### Exercise description
Rewrite the lines as a JSON list of strings, one string per line with blank lines left out, starting with the line that contains "legend: Min/Max Range Average: [88, 451, 247, 499]" and going on through the line that contains "y-tick-base: 10: [54, 916, 69, 930]".
[Start of Material supplied]
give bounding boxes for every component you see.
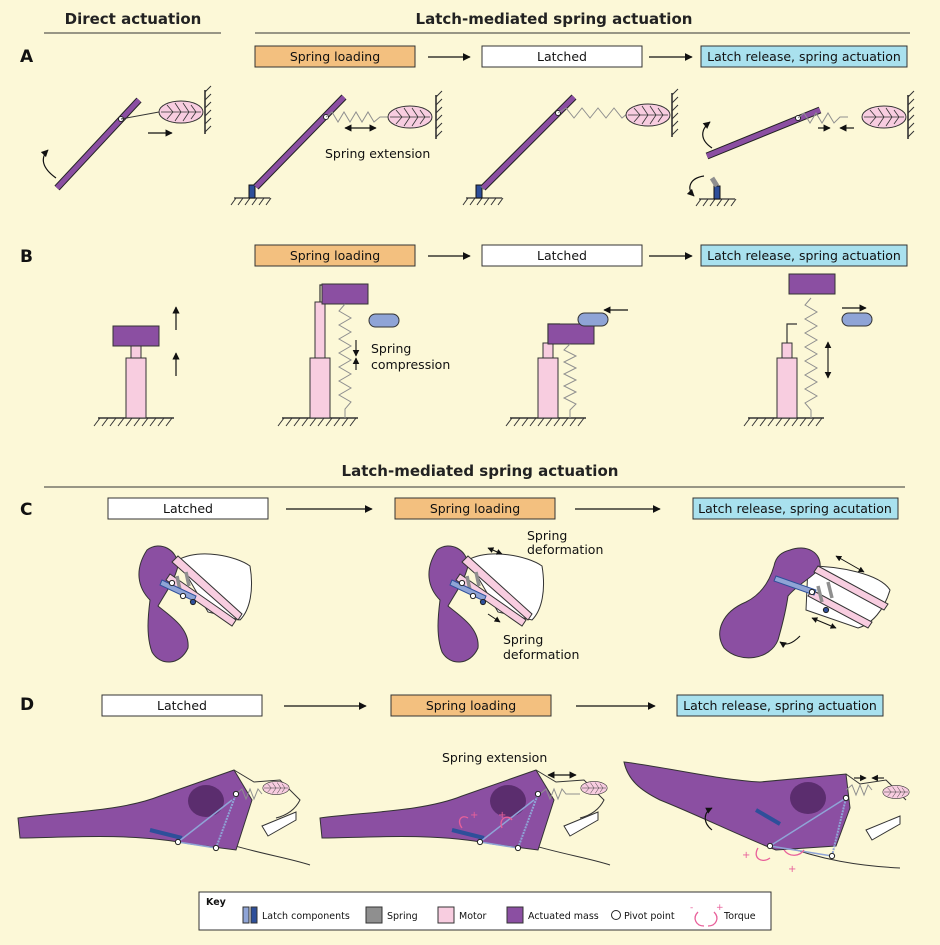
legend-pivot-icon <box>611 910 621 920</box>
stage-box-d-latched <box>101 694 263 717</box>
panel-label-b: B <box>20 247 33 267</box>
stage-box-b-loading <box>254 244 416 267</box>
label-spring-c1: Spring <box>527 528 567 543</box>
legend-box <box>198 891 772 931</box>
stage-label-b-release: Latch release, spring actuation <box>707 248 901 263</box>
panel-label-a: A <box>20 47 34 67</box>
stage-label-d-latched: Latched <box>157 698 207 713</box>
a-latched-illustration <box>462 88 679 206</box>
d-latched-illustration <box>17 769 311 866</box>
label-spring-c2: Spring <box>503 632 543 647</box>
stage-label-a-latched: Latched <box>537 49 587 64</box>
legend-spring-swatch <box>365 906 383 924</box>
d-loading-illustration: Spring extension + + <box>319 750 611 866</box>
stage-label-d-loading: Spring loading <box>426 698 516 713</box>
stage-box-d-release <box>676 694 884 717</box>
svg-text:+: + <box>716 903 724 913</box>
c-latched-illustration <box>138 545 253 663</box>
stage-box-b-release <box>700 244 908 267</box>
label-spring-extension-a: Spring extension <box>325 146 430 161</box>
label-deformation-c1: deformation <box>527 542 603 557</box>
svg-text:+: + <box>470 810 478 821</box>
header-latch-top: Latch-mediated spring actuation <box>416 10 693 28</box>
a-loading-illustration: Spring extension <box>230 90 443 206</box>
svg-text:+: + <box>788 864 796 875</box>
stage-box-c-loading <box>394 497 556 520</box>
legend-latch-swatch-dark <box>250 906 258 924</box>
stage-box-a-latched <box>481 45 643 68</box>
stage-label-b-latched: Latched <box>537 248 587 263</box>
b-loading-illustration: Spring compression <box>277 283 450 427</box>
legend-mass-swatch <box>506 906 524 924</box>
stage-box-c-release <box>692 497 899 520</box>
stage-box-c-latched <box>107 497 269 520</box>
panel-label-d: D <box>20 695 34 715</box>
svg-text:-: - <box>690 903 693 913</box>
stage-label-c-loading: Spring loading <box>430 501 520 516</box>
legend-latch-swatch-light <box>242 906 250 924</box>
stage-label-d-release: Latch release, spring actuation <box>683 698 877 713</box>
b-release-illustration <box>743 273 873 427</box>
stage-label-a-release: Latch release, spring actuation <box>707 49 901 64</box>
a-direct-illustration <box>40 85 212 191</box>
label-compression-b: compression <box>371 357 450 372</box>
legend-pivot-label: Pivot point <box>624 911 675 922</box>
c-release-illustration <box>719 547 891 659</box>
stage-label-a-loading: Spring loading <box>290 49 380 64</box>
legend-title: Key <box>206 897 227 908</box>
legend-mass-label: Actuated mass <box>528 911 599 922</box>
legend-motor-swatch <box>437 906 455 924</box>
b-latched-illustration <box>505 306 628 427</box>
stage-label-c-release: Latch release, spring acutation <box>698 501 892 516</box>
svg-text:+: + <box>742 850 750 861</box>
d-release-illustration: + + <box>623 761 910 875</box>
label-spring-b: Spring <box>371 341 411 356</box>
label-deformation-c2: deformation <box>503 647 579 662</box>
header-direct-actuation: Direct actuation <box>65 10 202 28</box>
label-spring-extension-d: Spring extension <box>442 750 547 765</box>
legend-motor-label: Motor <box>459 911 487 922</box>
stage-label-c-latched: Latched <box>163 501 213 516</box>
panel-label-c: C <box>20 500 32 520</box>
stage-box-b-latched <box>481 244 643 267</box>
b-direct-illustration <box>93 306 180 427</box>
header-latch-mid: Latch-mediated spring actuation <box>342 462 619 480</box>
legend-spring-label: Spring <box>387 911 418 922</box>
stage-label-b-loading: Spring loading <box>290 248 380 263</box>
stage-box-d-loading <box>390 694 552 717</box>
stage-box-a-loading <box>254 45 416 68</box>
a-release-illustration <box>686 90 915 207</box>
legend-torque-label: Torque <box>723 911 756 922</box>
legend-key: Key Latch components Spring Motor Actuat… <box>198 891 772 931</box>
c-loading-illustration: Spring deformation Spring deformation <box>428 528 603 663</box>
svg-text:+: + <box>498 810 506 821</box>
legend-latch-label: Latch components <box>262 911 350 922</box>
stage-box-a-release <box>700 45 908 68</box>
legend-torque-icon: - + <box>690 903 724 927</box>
[End of Material supplied]
[Start of Material supplied]
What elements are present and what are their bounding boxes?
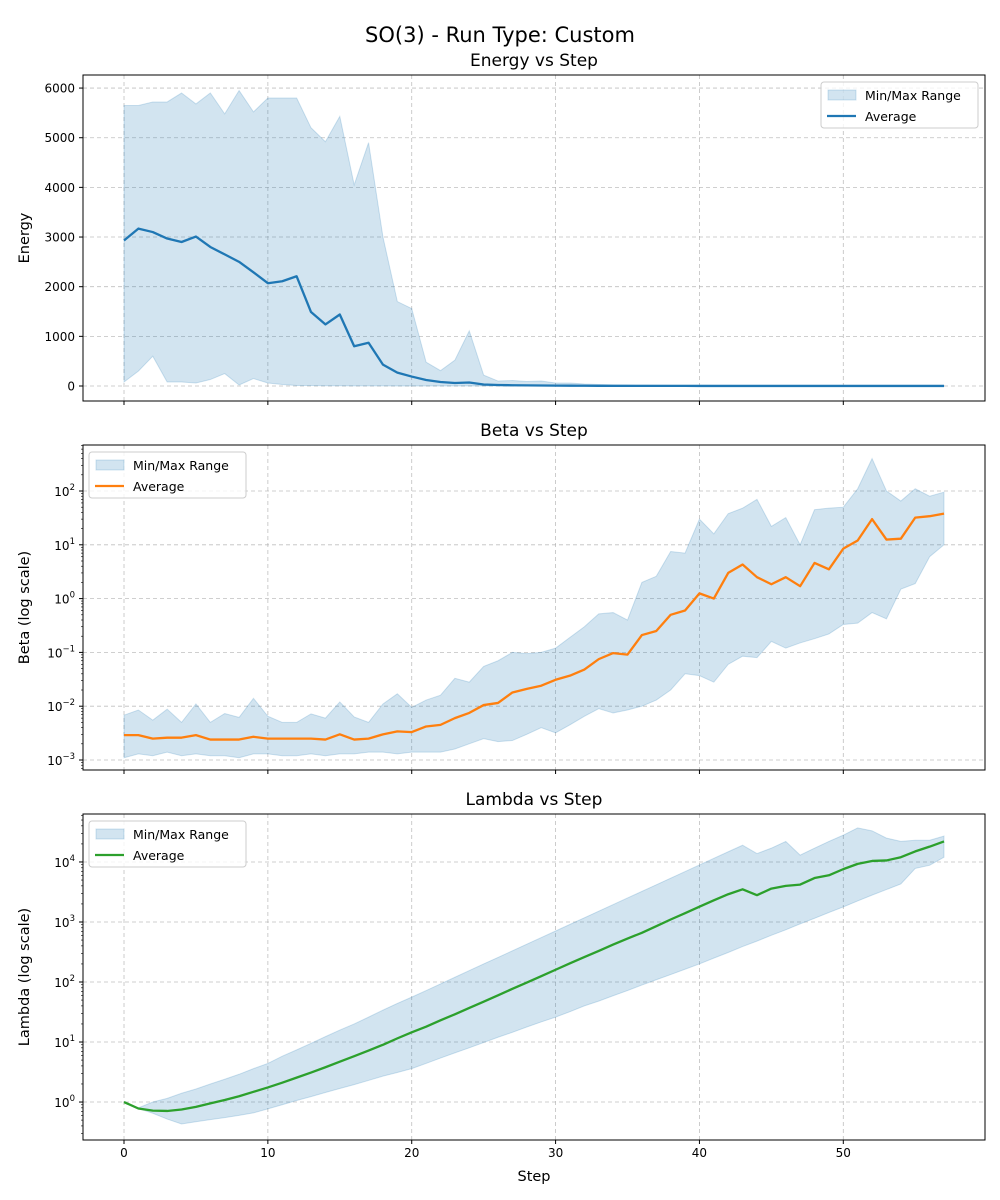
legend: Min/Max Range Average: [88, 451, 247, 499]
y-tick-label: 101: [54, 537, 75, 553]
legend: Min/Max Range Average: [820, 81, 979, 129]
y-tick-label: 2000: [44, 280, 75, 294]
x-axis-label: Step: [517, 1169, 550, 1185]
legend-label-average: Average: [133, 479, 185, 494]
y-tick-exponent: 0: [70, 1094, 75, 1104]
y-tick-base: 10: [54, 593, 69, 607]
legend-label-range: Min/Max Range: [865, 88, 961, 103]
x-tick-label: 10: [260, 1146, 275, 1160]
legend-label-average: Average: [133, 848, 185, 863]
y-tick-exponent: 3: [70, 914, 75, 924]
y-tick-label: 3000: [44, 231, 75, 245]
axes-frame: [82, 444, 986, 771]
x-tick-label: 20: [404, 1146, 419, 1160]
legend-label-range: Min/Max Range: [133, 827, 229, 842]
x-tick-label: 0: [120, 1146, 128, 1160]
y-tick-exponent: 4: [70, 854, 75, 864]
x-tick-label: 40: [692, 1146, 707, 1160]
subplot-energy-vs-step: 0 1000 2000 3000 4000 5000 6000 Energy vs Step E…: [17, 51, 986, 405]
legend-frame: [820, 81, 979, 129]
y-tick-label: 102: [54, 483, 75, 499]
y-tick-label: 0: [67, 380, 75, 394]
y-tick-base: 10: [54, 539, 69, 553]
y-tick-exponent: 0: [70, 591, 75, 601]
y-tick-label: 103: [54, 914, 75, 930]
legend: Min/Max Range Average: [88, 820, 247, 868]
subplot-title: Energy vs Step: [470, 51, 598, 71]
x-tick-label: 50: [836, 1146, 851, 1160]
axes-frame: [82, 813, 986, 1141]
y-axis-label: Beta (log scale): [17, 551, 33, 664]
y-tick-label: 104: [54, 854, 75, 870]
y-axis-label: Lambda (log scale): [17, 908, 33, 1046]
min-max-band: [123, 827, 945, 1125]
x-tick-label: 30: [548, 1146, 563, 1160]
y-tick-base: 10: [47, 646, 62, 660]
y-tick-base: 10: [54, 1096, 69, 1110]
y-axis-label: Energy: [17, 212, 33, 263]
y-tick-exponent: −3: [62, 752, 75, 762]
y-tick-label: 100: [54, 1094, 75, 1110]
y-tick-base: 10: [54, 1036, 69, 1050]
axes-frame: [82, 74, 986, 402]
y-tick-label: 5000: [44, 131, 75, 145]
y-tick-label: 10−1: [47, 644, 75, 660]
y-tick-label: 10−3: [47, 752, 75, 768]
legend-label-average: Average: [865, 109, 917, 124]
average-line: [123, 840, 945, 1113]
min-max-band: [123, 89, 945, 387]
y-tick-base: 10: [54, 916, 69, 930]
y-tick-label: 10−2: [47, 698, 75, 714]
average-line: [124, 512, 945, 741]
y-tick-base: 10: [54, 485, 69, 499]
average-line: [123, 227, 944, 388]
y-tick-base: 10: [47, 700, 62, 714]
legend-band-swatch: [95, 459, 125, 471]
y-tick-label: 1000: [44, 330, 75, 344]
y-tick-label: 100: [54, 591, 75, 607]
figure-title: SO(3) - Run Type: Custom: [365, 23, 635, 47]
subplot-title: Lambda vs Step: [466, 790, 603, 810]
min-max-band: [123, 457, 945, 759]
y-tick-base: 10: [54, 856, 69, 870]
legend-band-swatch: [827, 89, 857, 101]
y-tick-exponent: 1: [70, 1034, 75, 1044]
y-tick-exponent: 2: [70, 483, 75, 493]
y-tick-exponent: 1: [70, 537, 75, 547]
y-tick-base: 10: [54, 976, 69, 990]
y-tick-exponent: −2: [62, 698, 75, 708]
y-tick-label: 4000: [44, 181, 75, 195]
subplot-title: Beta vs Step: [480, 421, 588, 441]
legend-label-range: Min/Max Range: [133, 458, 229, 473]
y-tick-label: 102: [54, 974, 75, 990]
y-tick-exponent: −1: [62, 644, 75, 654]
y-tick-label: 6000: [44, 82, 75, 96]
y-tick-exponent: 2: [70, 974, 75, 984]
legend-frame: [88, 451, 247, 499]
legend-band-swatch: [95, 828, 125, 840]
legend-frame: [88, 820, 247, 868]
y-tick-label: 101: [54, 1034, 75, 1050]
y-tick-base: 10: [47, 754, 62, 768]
[End of Material supplied]
### Answer to this exercise
[
  "legend: Min/Max Range Average: [88, 451, 247, 499]",
  "y-tick-label: 101: [54, 537, 75, 553]",
  "legend: Min/Max Range Average: [820, 81, 979, 129]",
  "y-tick-label: 2000: [44, 280, 75, 294]",
  "x-axis-label: Step: [517, 1169, 550, 1185]",
  "legend-label-average: Average: [133, 479, 185, 494]",
  "y-tick-exponent: 0: [70, 1094, 75, 1104]",
  "y-tick-base: 10: [54, 593, 69, 607]",
  "legend-label-range: Min/Max Range: [865, 88, 961, 103]",
  "x-tick-label: 10: [260, 1146, 275, 1160]",
  "legend-label-average: Average: [133, 848, 185, 863]",
  "y-tick-exponent: 3: [70, 914, 75, 924]",
  "y-tick-label: 3000: [44, 231, 75, 245]",
  "axes-frame: [82, 444, 986, 771]",
  "x-tick-label: 20: [404, 1146, 419, 1160]",
  "legend-label-range: Min/Max Range: [133, 827, 229, 842]",
  "x-tick-label: 0: [120, 1146, 128, 1160]",
  "y-tick-exponent: 4: [70, 854, 75, 864]",
  "x-tick-label: 40: [692, 1146, 707, 1160]",
  "subplot-energy-vs-step: 0 1000 2000 3000 4000 5000 6000 Energy vs Step E…: [17, 51, 986, 405]",
  "legend-frame: [820, 81, 979, 129]",
  "y-tick-label: 102: [54, 483, 75, 499]",
  "y-tick-label: 0: [67, 380, 75, 394]",
  "y-tick-base: 10: [54, 539, 69, 553]",
  "y-tick-exponent: 0: [70, 591, 75, 601]",
  "y-tick-label: 103: [54, 914, 75, 930]",
  "legend: Min/Max Range Average: [88, 820, 247, 868]",
  "subplot-title: Energy vs Step: [470, 51, 598, 71]",
  "x-tick-label: 50: [836, 1146, 851, 1160]",
  "axes-frame: [82, 813, 986, 1141]",
  "y-axis-label: Beta (log scale): [17, 551, 33, 664]",
  "y-tick-label: 104: [54, 854, 75, 870]",
  "y-axis-label: Lambda (log scale): [17, 908, 33, 1046]",
  "min-max-band: [123, 827, 945, 1125]",
  "x-tick-label: 30: [548, 1146, 563, 1160]",
  "y-tick-base: 10: [47, 646, 62, 660]",
  "y-tick-base: 10: [54, 1096, 69, 1110]",
  "y-axis-label: Energy: [17, 212, 33, 263]",
  "y-tick-exponent: −3: [62, 752, 75, 762]",
  "y-tick-label: 100: [54, 1094, 75, 1110]",
  "y-tick-base: 10: [54, 1036, 69, 1050]",
  "axes-frame: [82, 74, 986, 402]",
  "y-tick-label: 5000: [44, 131, 75, 145]",
  "y-tick-label: 10−1: [47, 644, 75, 660]",
  "y-tick-label: 10−3: [47, 752, 75, 768]",
  "legend-label-average: Average: [865, 109, 917, 124]",
  "average-line: [123, 840, 945, 1113]",
  "min-max-band: [123, 89, 945, 387]",
  "y-tick-base: 10: [54, 916, 69, 930]"
]